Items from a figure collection
########################################

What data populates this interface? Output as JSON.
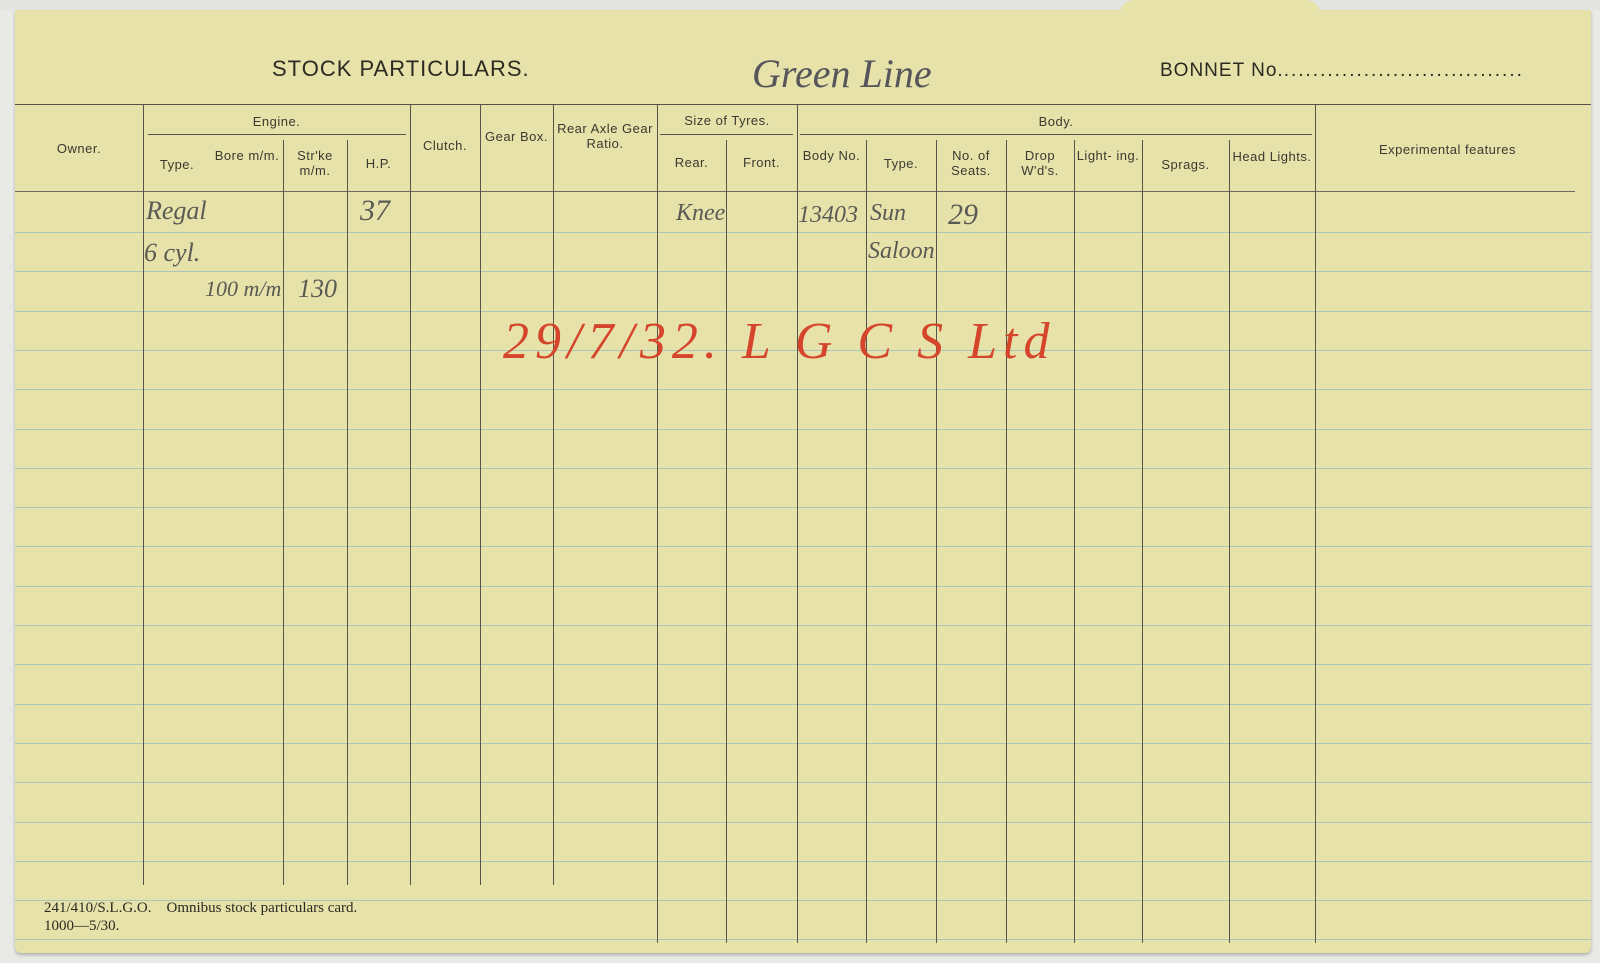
{
  "card": {
    "title": "STOCK PARTICULARS.",
    "route_handwritten": "Green Line",
    "bonnet_label": "BONNET No.",
    "bonnet_value": "",
    "columns": {
      "owner": "Owner.",
      "engine": "Engine.",
      "engine_type": "Type.",
      "bore": "Bore m/m.",
      "stroke": "Str'ke m/m.",
      "hp": "H.P.",
      "clutch": "Clutch.",
      "gear_box": "Gear Box.",
      "rear_axle": "Rear Axle Gear Ratio.",
      "tyres": "Size of Tyres.",
      "tyres_rear": "Rear.",
      "tyres_front": "Front.",
      "body": "Body.",
      "body_no": "Body No.",
      "body_type": "Type.",
      "seats": "No. of Seats.",
      "drop_windows": "Drop W'd's.",
      "lighting": "Light- ing.",
      "sprags": "Sprags.",
      "head_lights": "Head Lights.",
      "experimental": "Experimental features"
    },
    "entries": {
      "engine_type_1": "Regal",
      "engine_type_2": "6 cyl.",
      "bore": "100 m/m",
      "stroke": "130",
      "hp": "37",
      "tyres_rear": "Knee",
      "body_no": "13403",
      "body_type_1": "Sun",
      "body_type_2": "Saloon",
      "seats": "29"
    },
    "red_annotation": "29/7/32. L G C S Ltd",
    "footer_line1": "241/410/S.L.G.O.    Omnibus stock particulars card.",
    "footer_line2": "1000—5/30."
  },
  "colors": {
    "card": "#e7e2a9",
    "ink_red": "#d5452b",
    "pencil": "#5a5a55",
    "rule": "#a9c6b8"
  }
}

########################################

## Your goal
Every line above should be repeated exactly; pictures stay out of the copy.

## Finished task
What data populates this interface? Output as JSON.
{
  "card": {
    "title": "STOCK PARTICULARS.",
    "route_handwritten": "Green Line",
    "bonnet_label": "BONNET No.",
    "bonnet_value": "",
    "columns": {
      "owner": "Owner.",
      "engine": "Engine.",
      "engine_type": "Type.",
      "bore": "Bore m/m.",
      "stroke": "Str'ke m/m.",
      "hp": "H.P.",
      "clutch": "Clutch.",
      "gear_box": "Gear Box.",
      "rear_axle": "Rear Axle Gear Ratio.",
      "tyres": "Size of Tyres.",
      "tyres_rear": "Rear.",
      "tyres_front": "Front.",
      "body": "Body.",
      "body_no": "Body No.",
      "body_type": "Type.",
      "seats": "No. of Seats.",
      "drop_windows": "Drop W'd's.",
      "lighting": "Light- ing.",
      "sprags": "Sprags.",
      "head_lights": "Head Lights.",
      "experimental": "Experimental features"
    },
    "entries": {
      "engine_type_1": "Regal",
      "engine_type_2": "6 cyl.",
      "bore": "100 m/m",
      "stroke": "130",
      "hp": "37",
      "tyres_rear": "Knee",
      "body_no": "13403",
      "body_type_1": "Sun",
      "body_type_2": "Saloon",
      "seats": "29"
    },
    "red_annotation": "29/7/32. L G C S Ltd",
    "footer_line1": "241/410/S.L.G.O.    Omnibus stock particulars card.",
    "footer_line2": "1000—5/30."
  },
  "colors": {
    "card": "#e7e2a9",
    "ink_red": "#d5452b",
    "pencil": "#5a5a55",
    "rule": "#a9c6b8"
  }
}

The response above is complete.